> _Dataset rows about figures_

+++++

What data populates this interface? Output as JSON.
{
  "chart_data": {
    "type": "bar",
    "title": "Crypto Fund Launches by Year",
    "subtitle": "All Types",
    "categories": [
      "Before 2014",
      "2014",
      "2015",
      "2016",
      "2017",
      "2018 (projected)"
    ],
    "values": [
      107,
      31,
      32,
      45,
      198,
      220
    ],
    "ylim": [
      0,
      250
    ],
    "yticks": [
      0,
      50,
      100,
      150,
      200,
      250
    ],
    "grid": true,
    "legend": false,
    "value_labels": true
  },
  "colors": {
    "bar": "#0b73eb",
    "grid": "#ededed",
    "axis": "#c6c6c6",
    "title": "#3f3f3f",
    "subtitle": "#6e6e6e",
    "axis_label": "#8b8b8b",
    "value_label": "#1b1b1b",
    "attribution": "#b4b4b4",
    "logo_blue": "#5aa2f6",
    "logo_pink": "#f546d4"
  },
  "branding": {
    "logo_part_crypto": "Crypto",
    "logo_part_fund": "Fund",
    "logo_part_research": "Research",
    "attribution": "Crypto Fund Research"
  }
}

+++++

> _EXERCISE TASK_
Copy out every line of the data that includes the word "Crypto".

> _ANSWER TO THIS PROBLEM_
    "title": "Crypto Fund Launches by Year",
    "logo_part_crypto": "Crypto",
    "attribution": "Crypto Fund Research"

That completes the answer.